=== Problem to work on ===
Pick out every line that holds the string "atas" and copy it.

=== Input data ===
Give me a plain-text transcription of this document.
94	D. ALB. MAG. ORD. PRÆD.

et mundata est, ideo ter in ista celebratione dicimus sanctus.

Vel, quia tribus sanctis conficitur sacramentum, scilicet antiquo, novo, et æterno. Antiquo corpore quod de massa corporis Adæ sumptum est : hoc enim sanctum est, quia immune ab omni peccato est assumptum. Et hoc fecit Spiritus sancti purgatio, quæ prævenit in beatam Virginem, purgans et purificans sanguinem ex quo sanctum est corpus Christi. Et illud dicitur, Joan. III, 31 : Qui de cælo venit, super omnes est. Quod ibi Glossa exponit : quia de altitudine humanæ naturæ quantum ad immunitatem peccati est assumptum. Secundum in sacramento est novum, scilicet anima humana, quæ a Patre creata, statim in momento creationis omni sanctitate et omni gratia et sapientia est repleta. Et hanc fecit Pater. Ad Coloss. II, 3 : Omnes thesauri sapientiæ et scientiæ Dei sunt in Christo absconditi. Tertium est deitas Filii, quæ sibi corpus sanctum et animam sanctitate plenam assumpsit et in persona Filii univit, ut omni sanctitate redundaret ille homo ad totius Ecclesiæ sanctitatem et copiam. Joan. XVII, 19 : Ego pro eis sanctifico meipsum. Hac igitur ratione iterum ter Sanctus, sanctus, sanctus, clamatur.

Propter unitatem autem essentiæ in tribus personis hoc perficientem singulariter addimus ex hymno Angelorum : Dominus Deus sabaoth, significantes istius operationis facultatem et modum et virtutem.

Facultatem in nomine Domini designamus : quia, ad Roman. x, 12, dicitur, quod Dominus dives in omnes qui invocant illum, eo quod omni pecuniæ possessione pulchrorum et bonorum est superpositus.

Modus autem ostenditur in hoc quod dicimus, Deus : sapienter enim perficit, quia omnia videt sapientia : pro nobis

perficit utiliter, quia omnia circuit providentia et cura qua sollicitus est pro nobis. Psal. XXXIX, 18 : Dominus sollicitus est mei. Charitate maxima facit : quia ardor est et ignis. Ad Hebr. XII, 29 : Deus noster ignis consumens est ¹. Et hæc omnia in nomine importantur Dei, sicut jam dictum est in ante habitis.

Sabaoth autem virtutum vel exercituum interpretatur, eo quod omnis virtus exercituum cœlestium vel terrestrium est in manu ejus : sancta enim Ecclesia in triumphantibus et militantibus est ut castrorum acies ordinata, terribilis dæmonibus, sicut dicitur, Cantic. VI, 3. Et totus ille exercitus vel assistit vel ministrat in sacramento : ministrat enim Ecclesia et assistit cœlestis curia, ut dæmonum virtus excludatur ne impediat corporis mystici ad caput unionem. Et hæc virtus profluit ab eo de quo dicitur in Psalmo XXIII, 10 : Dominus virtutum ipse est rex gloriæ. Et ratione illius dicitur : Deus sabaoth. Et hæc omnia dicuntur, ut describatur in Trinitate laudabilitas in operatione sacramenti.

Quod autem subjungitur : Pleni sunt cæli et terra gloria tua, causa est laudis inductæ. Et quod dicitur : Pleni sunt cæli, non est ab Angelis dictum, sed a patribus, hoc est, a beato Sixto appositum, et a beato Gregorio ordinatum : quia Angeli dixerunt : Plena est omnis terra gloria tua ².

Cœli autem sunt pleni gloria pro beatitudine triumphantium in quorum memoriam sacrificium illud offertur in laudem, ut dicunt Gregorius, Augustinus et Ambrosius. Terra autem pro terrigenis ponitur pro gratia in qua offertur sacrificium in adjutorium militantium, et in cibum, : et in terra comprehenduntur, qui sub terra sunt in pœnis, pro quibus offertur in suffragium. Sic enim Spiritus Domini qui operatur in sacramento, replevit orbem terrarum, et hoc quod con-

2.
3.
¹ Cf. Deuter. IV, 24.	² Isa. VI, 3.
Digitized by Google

* * *

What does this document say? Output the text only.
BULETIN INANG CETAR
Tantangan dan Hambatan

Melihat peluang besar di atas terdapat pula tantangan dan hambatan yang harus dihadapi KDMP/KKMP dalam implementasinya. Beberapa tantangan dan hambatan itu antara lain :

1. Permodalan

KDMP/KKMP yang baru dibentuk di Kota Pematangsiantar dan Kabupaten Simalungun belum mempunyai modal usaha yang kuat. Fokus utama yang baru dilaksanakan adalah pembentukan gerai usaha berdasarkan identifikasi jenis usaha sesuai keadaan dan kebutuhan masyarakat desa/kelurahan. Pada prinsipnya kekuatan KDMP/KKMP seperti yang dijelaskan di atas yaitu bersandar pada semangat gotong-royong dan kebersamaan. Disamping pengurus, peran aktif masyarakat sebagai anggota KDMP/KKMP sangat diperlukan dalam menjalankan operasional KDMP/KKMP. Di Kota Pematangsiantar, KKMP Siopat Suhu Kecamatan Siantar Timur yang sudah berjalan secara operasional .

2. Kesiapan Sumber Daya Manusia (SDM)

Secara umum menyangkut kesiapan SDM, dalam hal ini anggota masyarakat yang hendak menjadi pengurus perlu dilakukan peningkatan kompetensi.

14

---

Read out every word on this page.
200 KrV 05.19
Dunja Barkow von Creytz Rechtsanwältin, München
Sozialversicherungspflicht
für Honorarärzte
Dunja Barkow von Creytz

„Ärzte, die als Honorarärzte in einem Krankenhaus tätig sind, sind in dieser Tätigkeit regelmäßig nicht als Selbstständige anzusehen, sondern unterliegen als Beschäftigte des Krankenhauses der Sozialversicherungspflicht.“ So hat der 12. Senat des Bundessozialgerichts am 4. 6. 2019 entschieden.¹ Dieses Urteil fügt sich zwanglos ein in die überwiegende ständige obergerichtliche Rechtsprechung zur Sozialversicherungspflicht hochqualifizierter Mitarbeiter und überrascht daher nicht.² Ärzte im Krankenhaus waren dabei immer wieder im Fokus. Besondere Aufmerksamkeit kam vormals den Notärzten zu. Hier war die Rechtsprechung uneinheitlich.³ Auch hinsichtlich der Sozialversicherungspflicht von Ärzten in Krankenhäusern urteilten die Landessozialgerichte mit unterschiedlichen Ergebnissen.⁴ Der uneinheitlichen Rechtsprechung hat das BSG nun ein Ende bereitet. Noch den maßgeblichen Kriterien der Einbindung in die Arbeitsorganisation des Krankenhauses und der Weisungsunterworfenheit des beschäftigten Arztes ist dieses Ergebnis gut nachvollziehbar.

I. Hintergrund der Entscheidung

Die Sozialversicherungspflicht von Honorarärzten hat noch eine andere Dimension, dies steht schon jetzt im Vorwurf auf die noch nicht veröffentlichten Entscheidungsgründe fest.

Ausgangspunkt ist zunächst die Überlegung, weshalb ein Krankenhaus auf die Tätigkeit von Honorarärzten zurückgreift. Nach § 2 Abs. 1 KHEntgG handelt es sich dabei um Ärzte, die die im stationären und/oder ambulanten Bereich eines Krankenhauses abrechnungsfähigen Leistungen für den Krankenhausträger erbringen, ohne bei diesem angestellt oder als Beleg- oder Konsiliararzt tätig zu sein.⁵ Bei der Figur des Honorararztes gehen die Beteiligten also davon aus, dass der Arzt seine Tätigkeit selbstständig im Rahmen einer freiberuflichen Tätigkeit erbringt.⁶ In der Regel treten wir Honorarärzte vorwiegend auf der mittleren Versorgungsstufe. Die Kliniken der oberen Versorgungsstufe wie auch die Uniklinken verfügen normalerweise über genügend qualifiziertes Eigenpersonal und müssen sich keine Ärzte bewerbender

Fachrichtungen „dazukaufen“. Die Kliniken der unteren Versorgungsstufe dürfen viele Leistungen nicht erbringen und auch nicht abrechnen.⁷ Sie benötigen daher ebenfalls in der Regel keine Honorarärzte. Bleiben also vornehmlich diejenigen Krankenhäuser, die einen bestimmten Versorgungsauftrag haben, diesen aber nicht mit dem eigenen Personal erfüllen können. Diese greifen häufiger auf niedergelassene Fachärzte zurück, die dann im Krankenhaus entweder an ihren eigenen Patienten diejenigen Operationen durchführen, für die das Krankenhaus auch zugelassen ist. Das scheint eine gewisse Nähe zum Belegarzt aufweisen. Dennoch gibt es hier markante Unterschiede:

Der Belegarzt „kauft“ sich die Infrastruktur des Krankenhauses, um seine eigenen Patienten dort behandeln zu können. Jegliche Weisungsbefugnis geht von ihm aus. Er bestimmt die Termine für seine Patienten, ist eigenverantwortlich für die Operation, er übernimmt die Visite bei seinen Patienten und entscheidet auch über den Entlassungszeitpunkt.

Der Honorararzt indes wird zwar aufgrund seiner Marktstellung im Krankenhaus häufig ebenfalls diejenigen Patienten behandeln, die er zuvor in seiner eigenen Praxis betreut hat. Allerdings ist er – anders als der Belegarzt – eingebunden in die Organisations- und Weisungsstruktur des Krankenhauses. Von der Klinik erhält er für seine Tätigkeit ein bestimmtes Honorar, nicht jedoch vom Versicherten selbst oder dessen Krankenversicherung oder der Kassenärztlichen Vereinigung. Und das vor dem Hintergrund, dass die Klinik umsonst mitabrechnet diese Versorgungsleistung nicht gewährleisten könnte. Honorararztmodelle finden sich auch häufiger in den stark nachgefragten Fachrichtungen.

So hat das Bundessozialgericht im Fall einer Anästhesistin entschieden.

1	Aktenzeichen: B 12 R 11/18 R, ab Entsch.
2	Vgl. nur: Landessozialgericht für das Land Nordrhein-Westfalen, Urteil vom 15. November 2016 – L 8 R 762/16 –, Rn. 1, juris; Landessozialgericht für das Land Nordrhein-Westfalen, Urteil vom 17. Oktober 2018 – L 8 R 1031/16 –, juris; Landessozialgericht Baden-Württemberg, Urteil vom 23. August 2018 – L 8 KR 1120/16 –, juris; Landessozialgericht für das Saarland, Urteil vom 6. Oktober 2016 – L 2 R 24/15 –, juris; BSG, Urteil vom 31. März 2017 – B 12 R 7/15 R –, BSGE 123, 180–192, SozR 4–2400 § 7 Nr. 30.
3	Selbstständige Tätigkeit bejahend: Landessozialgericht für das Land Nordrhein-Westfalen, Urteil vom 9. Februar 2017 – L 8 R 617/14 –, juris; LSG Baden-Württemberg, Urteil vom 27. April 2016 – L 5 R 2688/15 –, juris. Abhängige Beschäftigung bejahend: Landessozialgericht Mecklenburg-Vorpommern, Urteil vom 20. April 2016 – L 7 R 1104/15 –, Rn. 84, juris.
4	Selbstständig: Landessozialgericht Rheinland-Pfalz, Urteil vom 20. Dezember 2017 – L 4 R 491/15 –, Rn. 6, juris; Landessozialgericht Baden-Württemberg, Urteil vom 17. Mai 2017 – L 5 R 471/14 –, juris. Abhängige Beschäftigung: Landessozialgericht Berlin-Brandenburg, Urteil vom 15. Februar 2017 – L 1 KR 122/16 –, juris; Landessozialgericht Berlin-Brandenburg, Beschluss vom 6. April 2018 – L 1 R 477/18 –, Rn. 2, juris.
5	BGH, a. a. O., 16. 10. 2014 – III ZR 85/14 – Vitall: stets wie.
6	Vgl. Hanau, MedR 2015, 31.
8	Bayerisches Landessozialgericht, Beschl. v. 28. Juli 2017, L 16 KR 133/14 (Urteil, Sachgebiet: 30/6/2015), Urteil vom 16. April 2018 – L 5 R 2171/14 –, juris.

=== Problem solution ===
Melihat peluang besar di atas terdapat pula tantangan dan hambatan yang harus dihadapi KDMP/KKMP dalam implementasinya. Beberapa tantangan dan hambatan itu antara lain :
KDMP/KKMP yang baru dibentuk di Kota Pematangsiantar dan Kabupaten Simalungun belum mempunyai modal usaha yang kuat. Fokus utama yang baru dilaksanakan adalah pembentukan gerai usaha berdasarkan identifikasi jenis usaha sesuai keadaan dan kebutuhan masyarakat desa/kelurahan. Pada prinsipnya kekuatan KDMP/KKMP seperti yang dijelaskan di atas yaitu bersandar pada semangat gotong-royong dan kebersamaan. Disamping pengurus, peran aktif masyarakat sebagai anggota KDMP/KKMP sangat diperlukan dalam menjalankan operasional KDMP/KKMP. Di Kota Pematangsiantar, KKMP Siopat Suhu Kecamatan Siantar Timur yang sudah berjalan secara operasional .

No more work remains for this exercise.